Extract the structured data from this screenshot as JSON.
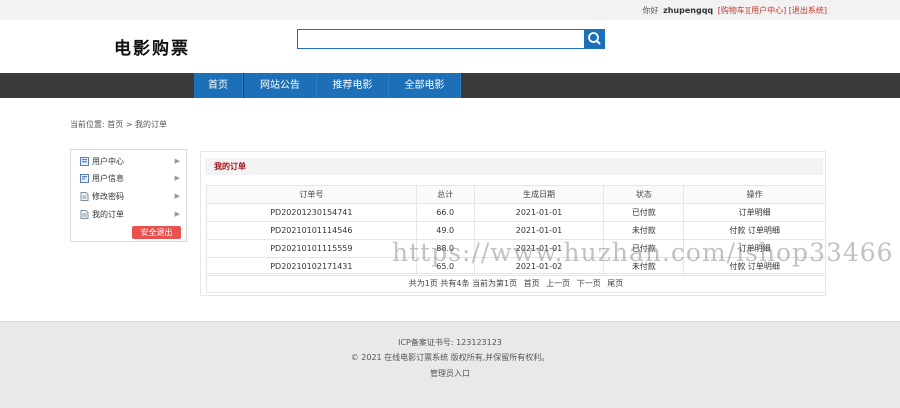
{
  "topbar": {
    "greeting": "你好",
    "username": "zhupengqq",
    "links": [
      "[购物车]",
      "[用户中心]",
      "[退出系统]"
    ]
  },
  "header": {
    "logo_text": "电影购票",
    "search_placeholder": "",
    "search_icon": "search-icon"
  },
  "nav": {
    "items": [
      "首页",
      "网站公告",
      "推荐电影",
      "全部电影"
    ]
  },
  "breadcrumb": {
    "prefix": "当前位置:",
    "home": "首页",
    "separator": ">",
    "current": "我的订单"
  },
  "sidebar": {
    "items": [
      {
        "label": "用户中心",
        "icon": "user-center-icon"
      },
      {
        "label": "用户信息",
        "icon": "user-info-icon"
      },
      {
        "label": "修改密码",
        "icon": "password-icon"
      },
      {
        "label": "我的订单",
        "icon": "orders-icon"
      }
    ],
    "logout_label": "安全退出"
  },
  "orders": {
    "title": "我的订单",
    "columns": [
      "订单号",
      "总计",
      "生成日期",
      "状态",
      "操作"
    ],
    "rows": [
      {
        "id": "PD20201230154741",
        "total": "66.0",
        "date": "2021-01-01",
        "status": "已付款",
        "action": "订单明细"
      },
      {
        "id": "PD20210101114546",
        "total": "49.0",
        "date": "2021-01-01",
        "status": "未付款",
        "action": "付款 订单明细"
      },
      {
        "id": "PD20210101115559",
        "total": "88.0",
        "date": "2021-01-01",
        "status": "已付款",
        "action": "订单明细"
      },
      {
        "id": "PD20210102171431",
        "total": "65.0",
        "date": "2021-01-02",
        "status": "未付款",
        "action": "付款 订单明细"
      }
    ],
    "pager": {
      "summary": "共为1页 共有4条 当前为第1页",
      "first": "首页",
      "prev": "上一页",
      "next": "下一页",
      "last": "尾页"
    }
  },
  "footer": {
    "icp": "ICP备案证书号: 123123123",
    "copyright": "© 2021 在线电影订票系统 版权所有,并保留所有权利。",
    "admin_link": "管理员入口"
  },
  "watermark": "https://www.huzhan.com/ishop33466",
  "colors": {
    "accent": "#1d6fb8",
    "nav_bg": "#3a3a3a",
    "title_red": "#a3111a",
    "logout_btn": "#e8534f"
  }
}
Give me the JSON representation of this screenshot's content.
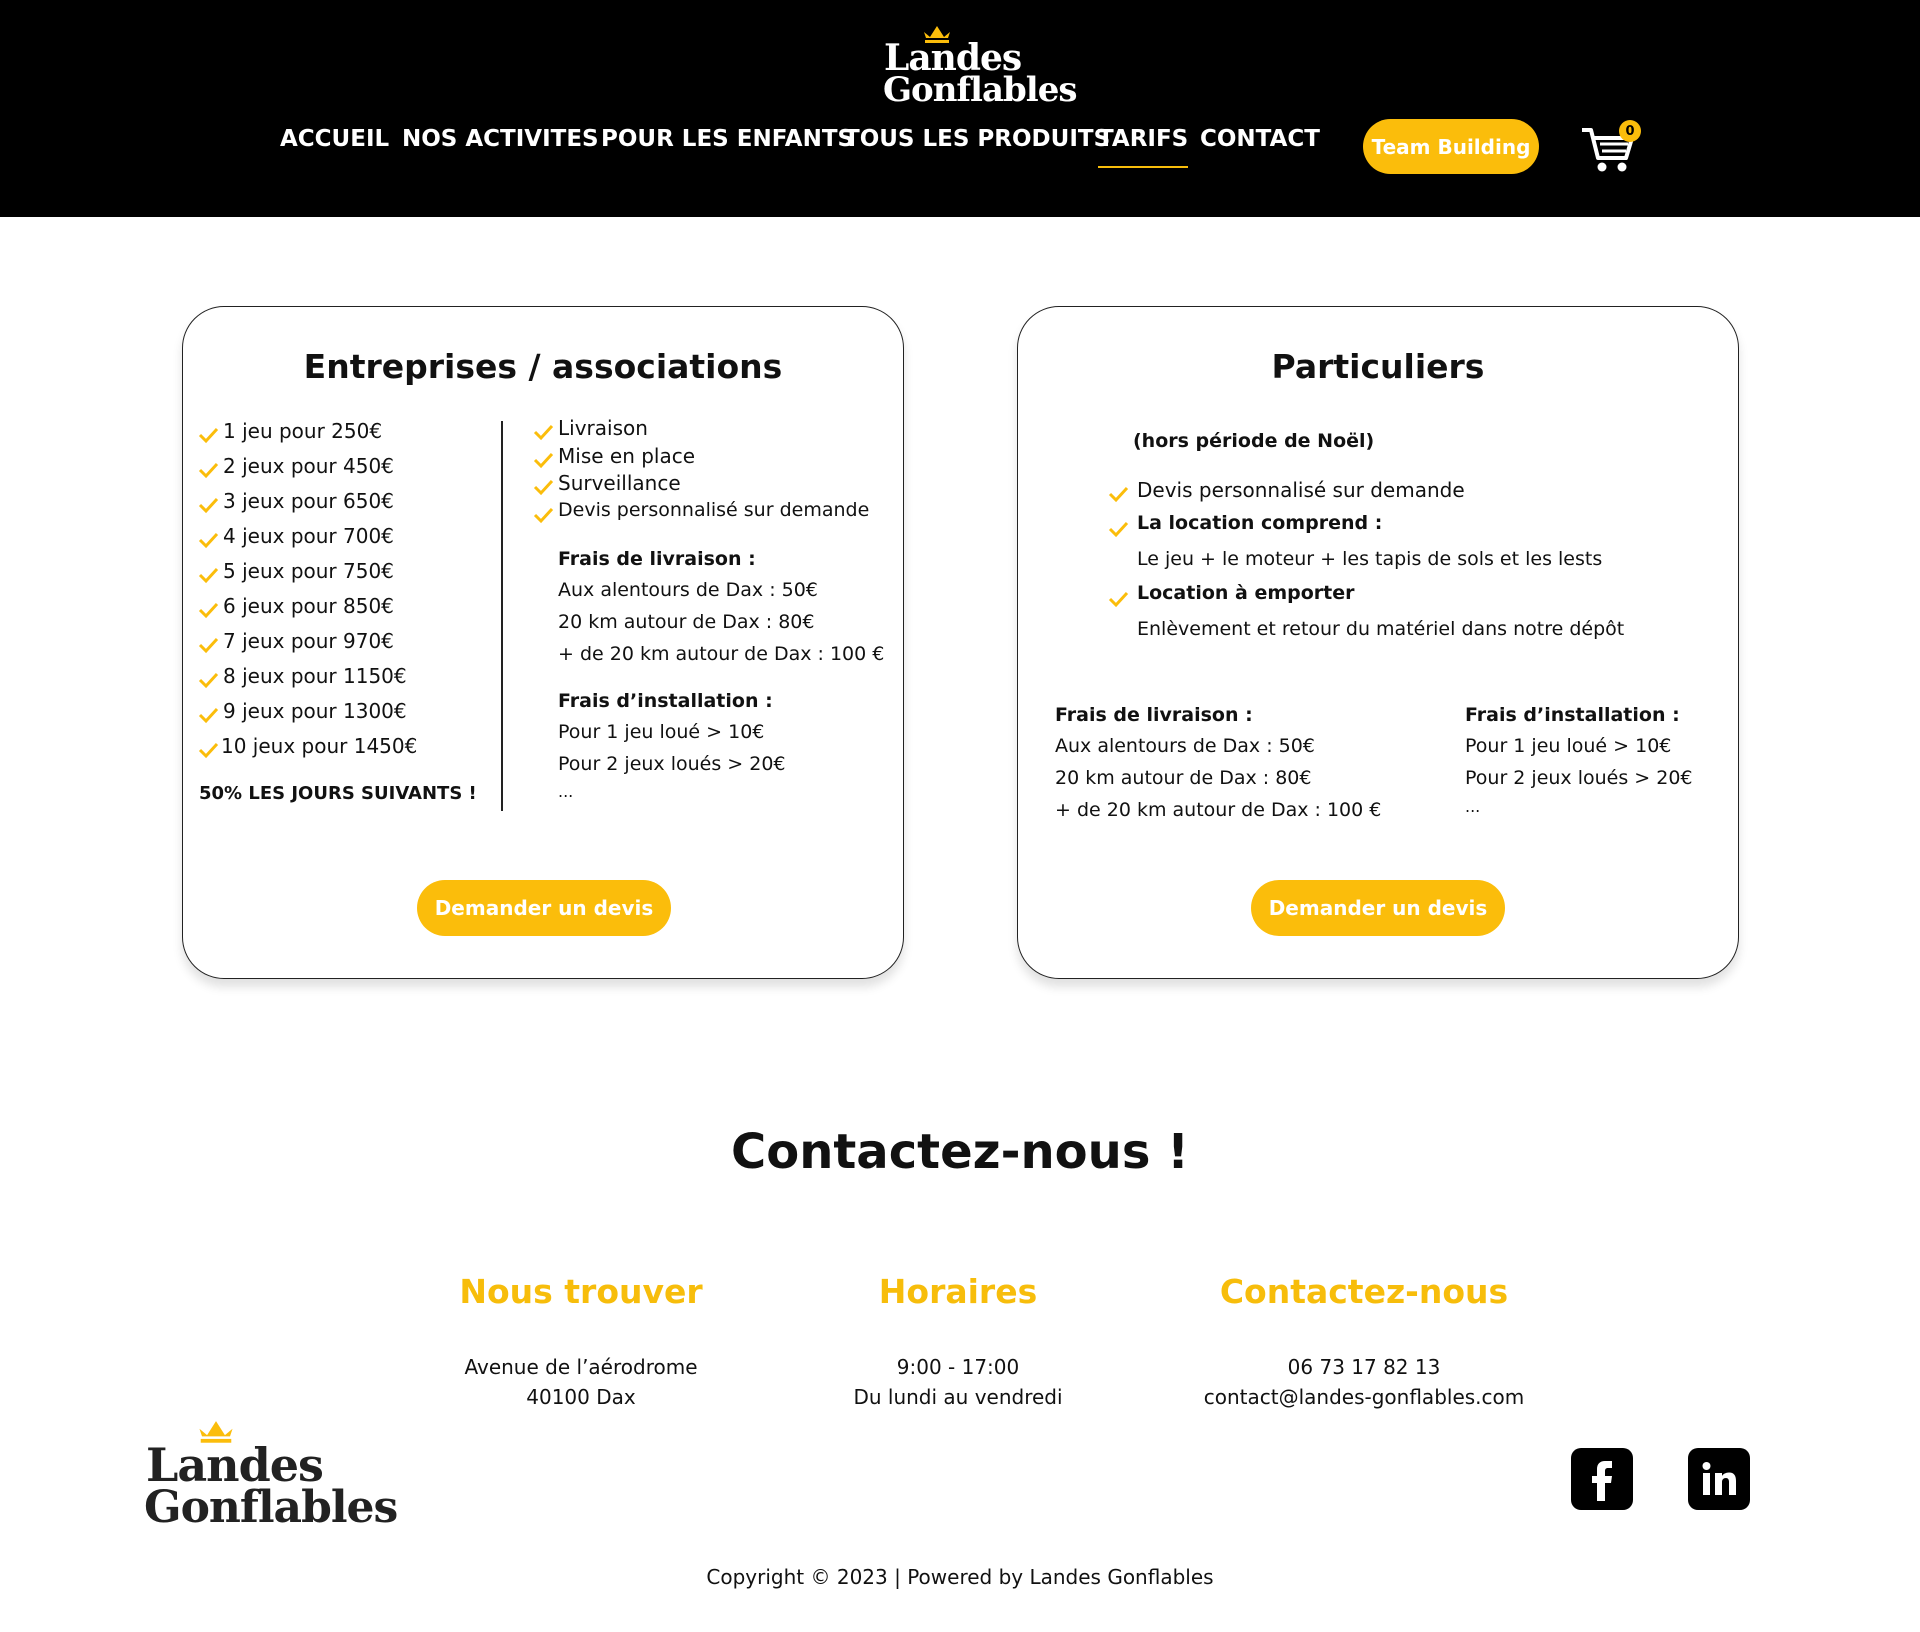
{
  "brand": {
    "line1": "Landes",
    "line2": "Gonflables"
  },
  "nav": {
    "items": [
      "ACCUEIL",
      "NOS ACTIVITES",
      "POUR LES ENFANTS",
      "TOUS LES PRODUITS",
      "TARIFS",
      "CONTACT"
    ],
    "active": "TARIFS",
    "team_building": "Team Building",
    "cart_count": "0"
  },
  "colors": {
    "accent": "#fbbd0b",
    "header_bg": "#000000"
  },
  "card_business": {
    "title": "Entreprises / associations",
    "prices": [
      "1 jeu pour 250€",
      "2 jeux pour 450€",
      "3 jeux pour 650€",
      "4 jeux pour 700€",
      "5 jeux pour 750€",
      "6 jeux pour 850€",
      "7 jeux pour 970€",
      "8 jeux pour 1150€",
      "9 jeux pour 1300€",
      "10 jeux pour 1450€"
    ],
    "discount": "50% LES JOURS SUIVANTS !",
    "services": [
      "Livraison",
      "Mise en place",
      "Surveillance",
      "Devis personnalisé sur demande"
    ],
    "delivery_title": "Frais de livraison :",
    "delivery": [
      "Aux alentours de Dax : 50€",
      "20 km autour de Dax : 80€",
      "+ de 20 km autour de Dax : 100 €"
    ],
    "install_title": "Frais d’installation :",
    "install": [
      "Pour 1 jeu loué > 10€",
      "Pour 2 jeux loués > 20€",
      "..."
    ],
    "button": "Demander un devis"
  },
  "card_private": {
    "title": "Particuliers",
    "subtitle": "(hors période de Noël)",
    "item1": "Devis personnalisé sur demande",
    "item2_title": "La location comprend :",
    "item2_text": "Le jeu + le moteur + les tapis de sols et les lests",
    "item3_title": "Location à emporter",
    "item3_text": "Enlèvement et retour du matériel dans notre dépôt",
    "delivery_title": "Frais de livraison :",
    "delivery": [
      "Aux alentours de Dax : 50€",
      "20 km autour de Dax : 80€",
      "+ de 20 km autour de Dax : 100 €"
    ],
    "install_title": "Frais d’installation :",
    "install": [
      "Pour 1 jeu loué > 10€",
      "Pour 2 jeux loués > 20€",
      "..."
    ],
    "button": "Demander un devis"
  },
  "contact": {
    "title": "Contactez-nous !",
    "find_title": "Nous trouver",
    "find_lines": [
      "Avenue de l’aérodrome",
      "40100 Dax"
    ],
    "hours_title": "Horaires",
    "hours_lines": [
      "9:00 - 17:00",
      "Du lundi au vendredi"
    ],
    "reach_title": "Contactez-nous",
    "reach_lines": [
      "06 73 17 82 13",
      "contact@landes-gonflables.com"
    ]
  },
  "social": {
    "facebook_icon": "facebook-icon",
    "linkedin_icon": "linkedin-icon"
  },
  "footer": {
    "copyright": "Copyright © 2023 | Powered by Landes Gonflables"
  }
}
════════════════
◆ Task to complete: The required answer is a single number: the count of lines in the entries that hold the string "screenshot".

◆ The completed task: 2